## [TASK TO COMPLETE]
Return all lines that include the string "Harry".

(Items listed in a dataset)
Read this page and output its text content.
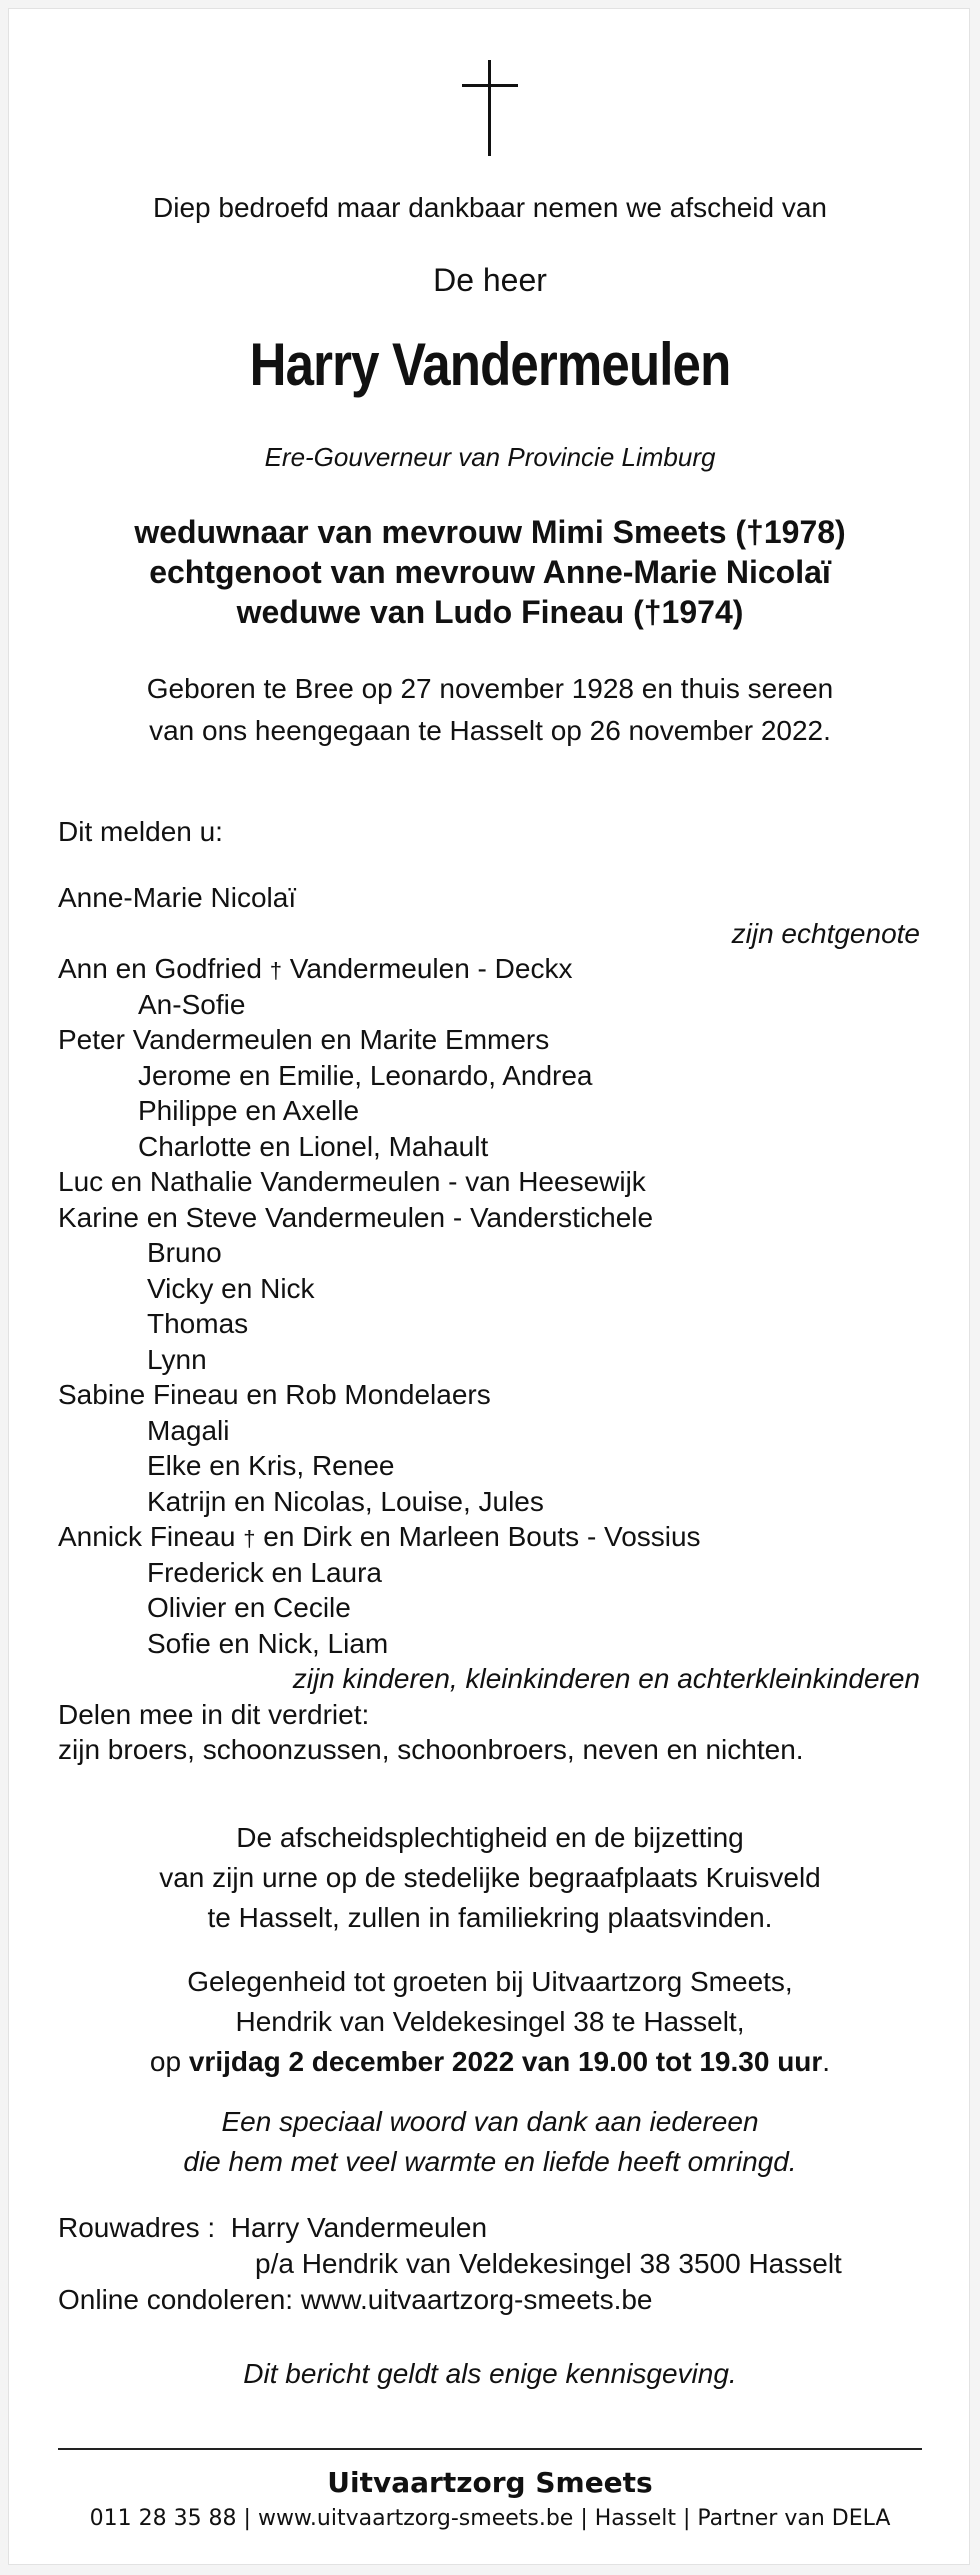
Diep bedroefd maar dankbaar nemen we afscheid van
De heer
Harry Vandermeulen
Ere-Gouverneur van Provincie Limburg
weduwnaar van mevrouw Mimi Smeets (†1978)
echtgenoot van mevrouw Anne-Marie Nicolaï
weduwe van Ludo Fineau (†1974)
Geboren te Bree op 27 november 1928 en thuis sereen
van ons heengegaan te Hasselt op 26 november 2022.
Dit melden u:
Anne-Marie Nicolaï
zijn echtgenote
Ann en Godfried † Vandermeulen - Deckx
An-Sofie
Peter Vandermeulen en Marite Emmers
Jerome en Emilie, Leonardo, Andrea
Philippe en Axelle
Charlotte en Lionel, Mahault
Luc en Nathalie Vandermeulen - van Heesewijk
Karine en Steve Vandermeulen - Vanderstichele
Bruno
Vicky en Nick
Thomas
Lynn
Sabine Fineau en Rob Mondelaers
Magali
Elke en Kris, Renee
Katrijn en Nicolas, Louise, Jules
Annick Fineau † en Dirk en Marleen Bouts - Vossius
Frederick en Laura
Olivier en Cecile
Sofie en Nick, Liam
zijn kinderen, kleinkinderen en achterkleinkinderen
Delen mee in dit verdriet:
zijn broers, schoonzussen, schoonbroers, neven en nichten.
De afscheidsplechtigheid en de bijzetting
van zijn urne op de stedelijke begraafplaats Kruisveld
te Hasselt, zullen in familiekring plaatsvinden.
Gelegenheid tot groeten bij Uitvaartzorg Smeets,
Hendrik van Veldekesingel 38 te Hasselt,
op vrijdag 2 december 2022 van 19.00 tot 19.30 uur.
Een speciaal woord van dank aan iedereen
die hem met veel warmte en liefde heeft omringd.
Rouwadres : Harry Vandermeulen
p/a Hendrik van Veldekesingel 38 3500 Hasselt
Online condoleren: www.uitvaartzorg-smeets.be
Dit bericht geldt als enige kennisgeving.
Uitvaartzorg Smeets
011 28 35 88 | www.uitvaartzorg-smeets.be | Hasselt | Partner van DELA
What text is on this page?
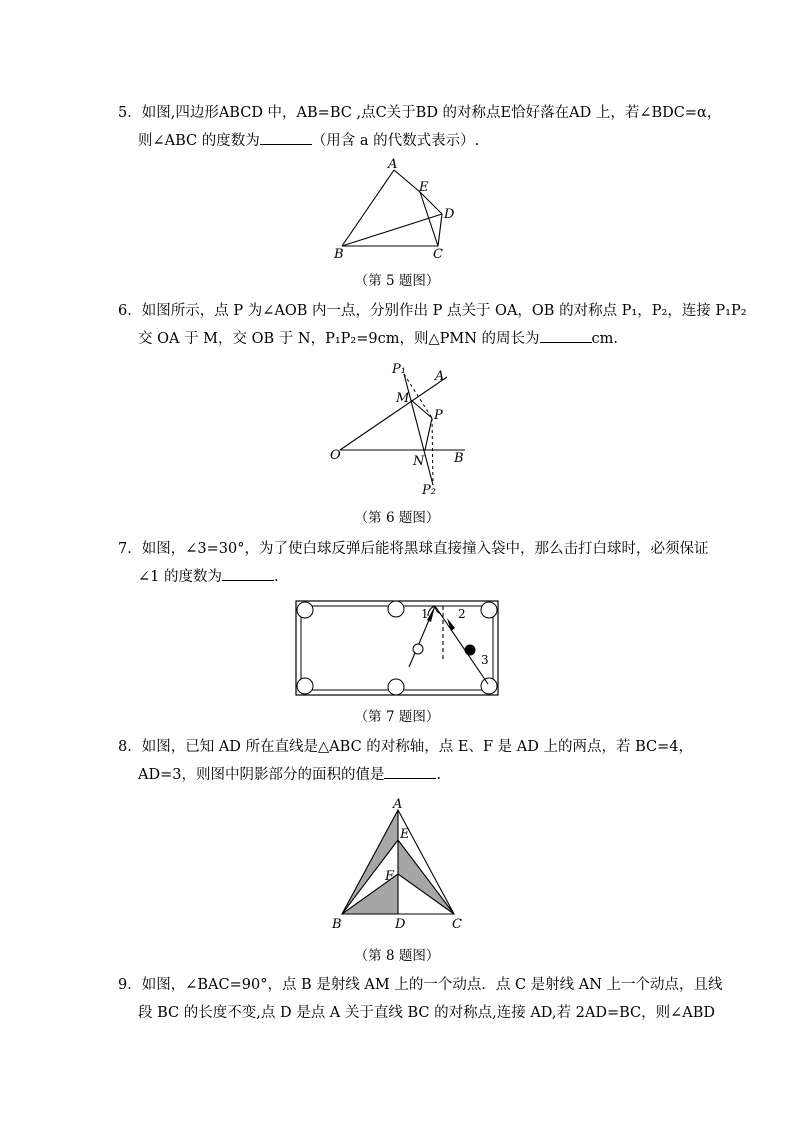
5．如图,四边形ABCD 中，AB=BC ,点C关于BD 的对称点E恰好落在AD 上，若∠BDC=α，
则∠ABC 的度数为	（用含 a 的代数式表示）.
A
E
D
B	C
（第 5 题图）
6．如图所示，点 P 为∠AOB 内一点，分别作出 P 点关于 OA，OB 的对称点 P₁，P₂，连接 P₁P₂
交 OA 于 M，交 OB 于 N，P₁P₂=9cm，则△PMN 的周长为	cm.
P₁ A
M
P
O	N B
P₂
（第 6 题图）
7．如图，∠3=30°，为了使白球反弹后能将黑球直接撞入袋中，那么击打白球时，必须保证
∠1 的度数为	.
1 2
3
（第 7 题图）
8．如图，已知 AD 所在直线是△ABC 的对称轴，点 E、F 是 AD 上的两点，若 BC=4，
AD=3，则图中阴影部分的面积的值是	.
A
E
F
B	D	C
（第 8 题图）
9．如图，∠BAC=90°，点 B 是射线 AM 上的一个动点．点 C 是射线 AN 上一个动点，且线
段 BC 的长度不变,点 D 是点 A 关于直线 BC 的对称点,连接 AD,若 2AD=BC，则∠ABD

==

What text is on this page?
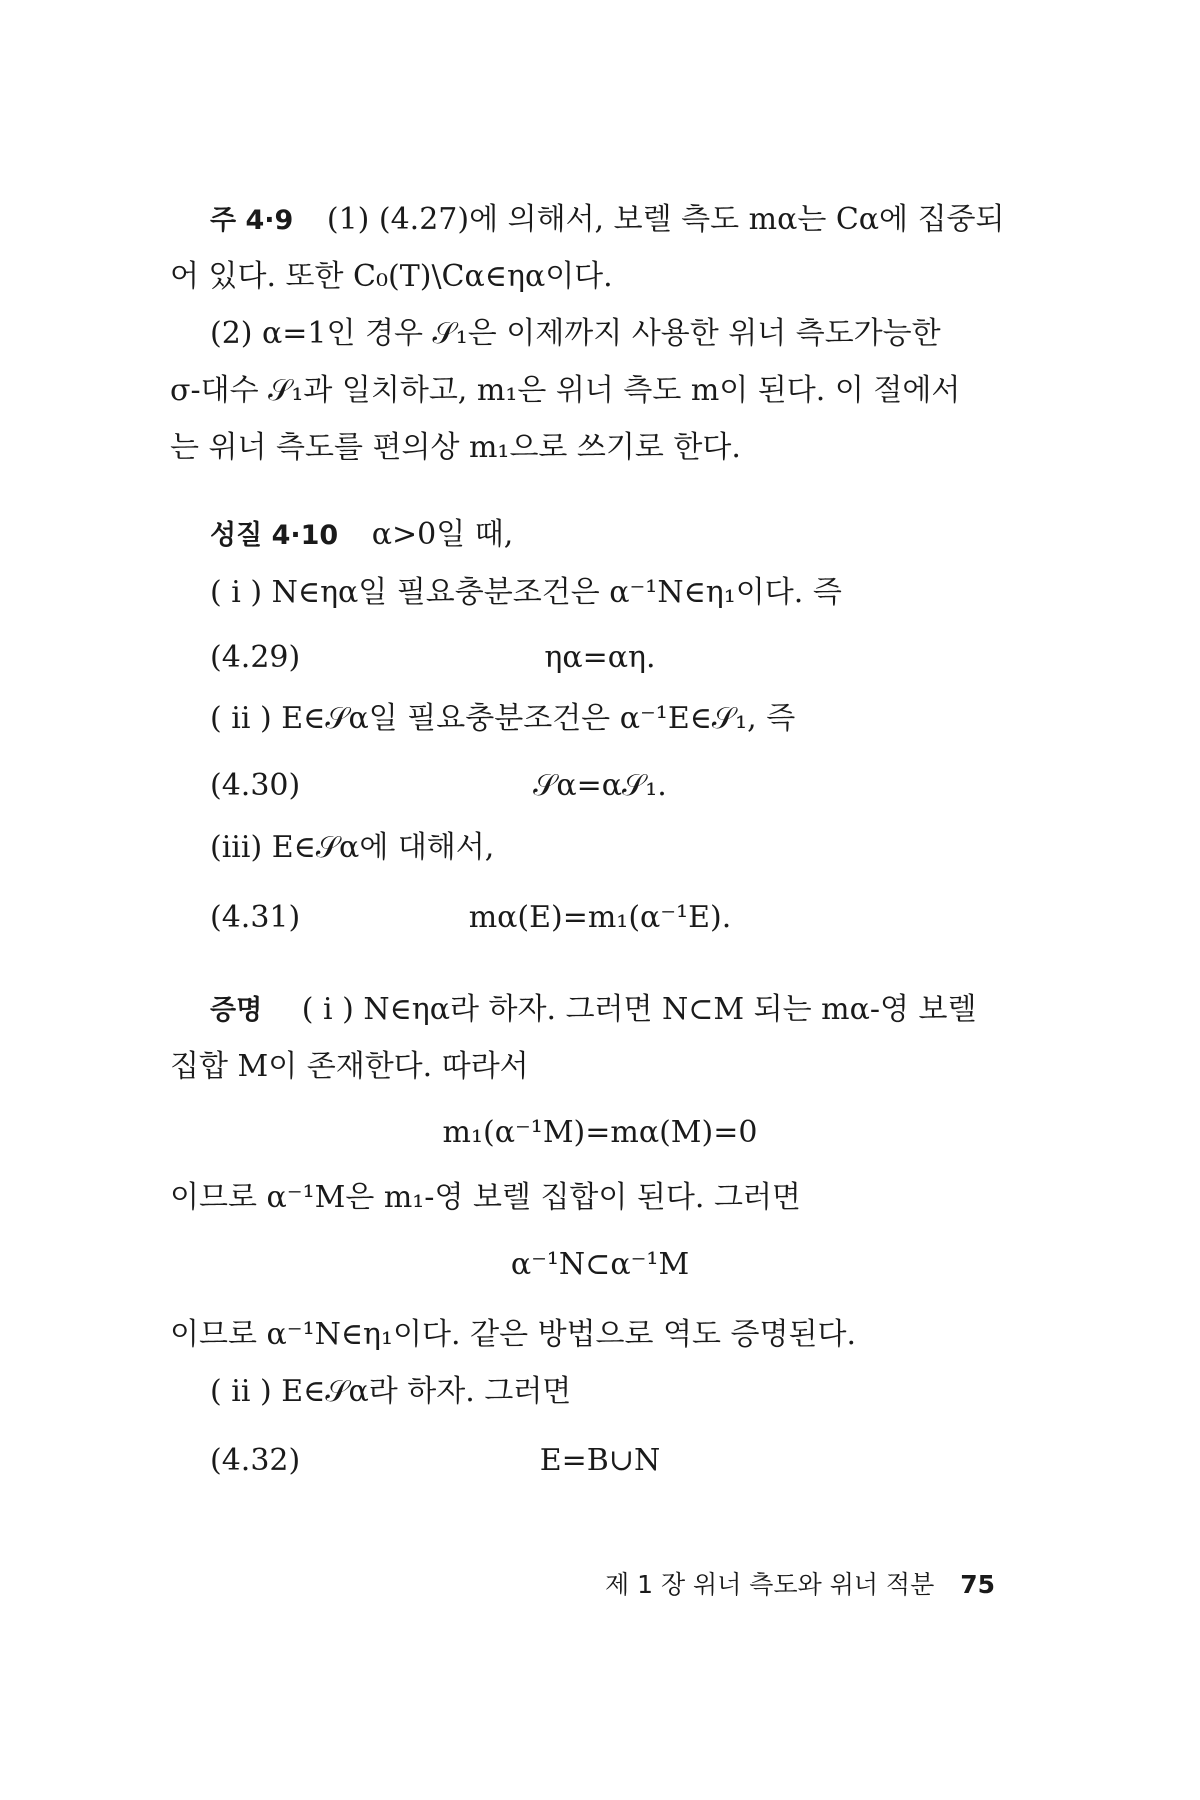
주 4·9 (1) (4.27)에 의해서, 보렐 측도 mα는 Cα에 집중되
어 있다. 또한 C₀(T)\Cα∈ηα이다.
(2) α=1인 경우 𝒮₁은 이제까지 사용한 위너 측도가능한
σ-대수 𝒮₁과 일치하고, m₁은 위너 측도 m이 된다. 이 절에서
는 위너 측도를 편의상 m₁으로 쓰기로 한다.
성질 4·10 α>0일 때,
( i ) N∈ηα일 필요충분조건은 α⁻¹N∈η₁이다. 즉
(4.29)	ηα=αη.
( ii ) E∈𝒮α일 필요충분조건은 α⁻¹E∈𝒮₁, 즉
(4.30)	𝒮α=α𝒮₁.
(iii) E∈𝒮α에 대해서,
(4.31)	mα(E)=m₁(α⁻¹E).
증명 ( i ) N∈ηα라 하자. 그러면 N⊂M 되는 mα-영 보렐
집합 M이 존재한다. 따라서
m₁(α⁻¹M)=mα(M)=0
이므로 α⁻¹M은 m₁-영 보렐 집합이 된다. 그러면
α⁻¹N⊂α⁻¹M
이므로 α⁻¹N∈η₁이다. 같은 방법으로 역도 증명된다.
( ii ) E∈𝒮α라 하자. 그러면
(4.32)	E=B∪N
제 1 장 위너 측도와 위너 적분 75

* * *

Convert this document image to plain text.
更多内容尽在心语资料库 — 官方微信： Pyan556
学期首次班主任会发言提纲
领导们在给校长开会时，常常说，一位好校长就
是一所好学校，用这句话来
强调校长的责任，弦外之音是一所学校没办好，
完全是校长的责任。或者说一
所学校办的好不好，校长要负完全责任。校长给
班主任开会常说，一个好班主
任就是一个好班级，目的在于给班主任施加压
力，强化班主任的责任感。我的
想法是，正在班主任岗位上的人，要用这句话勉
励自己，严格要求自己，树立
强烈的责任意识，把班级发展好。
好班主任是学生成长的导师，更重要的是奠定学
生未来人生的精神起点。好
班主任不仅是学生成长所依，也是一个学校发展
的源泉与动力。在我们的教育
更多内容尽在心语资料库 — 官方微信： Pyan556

## [SOLUTION TO THIS PROBLEM]
Harry Vandermeulen
Rouwadres : Harry Vandermeulen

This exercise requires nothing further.